Reproduce the listing below without any change.

begin Materials provided

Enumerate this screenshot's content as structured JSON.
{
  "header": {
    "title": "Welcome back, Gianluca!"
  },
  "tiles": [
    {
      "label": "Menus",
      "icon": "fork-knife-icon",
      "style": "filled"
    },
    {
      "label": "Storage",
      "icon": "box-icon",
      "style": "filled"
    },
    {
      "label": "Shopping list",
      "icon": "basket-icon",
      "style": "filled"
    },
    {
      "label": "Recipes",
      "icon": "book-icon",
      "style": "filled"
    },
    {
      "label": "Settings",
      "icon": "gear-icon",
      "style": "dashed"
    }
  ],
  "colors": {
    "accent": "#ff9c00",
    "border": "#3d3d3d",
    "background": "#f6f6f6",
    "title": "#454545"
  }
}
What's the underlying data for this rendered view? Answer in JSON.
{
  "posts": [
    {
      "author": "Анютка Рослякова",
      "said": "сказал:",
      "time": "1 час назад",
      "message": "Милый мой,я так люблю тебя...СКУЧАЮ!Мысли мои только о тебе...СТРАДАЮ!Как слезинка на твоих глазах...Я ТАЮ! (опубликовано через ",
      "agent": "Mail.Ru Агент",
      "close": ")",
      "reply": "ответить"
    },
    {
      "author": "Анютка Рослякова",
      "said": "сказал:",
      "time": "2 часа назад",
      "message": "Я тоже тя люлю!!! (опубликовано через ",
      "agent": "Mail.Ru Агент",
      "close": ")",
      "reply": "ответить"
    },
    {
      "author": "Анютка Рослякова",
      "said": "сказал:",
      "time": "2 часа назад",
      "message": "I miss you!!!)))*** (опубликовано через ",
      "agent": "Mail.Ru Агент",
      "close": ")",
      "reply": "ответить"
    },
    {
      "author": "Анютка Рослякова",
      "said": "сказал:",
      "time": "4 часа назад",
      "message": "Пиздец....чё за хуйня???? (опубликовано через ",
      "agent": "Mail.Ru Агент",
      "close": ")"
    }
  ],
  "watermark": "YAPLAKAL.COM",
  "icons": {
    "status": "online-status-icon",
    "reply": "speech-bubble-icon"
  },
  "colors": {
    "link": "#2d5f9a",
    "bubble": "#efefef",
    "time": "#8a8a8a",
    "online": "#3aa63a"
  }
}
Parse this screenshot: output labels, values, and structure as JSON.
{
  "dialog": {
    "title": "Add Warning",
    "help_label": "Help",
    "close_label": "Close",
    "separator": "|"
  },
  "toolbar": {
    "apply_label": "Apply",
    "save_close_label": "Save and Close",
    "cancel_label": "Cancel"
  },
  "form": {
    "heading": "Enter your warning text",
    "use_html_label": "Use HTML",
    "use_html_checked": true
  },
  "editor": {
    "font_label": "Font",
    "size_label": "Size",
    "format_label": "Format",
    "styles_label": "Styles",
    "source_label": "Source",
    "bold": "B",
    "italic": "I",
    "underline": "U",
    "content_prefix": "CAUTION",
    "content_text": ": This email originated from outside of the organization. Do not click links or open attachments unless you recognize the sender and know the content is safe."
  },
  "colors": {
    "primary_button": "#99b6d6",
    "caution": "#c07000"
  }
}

end Materials provided

> _Full response_
Enumerate this screenshot's content as structured JSON.
{
  "header": {
    "title": "Welcome back, Gianluca!"
  },
  "tiles": [
    {
      "label": "Menus",
      "icon": "fork-knife-icon",
      "style": "filled"
    },
    {
      "label": "Storage",
      "icon": "box-icon",
      "style": "filled"
    },
    {
      "label": "Shopping list",
      "icon": "basket-icon",
      "style": "filled"
    },
    {
      "label": "Recipes",
      "icon": "book-icon",
      "style": "filled"
    },
    {
      "label": "Settings",
      "icon": "gear-icon",
      "style": "dashed"
    }
  ],
  "colors": {
    "accent": "#ff9c00",
    "border": "#3d3d3d",
    "background": "#f6f6f6",
    "title": "#454545"
  }
}
What's the underlying data for this rendered view? Answer in JSON.
{
  "posts": [
    {
      "author": "Анютка Рослякова",
      "said": "сказал:",
      "time": "1 час назад",
      "message": "Милый мой,я так люблю тебя...СКУЧАЮ!Мысли мои только о тебе...СТРАДАЮ!Как слезинка на твоих глазах...Я ТАЮ! (опубликовано через ",
      "agent": "Mail.Ru Агент",
      "close": ")",
      "reply": "ответить"
    },
    {
      "author": "Анютка Рослякова",
      "said": "сказал:",
      "time": "2 часа назад",
      "message": "Я тоже тя люлю!!! (опубликовано через ",
      "agent": "Mail.Ru Агент",
      "close": ")",
      "reply": "ответить"
    },
    {
      "author": "Анютка Рослякова",
      "said": "сказал:",
      "time": "2 часа назад",
      "message": "I miss you!!!)))*** (опубликовано через ",
      "agent": "Mail.Ru Агент",
      "close": ")",
      "reply": "ответить"
    },
    {
      "author": "Анютка Рослякова",
      "said": "сказал:",
      "time": "4 часа назад",
      "message": "Пиздец....чё за хуйня???? (опубликовано через ",
      "agent": "Mail.Ru Агент",
      "close": ")"
    }
  ],
  "watermark": "YAPLAKAL.COM",
  "icons": {
    "status": "online-status-icon",
    "reply": "speech-bubble-icon"
  },
  "colors": {
    "link": "#2d5f9a",
    "bubble": "#efefef",
    "time": "#8a8a8a",
    "online": "#3aa63a"
  }
}
Parse this screenshot: output labels, values, and structure as JSON.
{
  "dialog": {
    "title": "Add Warning",
    "help_label": "Help",
    "close_label": "Close",
    "separator": "|"
  },
  "toolbar": {
    "apply_label": "Apply",
    "save_close_label": "Save and Close",
    "cancel_label": "Cancel"
  },
  "form": {
    "heading": "Enter your warning text",
    "use_html_label": "Use HTML",
    "use_html_checked": true
  },
  "editor": {
    "font_label": "Font",
    "size_label": "Size",
    "format_label": "Format",
    "styles_label": "Styles",
    "source_label": "Source",
    "bold": "B",
    "italic": "I",
    "underline": "U",
    "content_prefix": "CAUTION",
    "content_text": ": This email originated from outside of the organization. Do not click links or open attachments unless you recognize the sender and know the content is safe."
  },
  "colors": {
    "primary_button": "#99b6d6",
    "caution": "#c07000"
  }
}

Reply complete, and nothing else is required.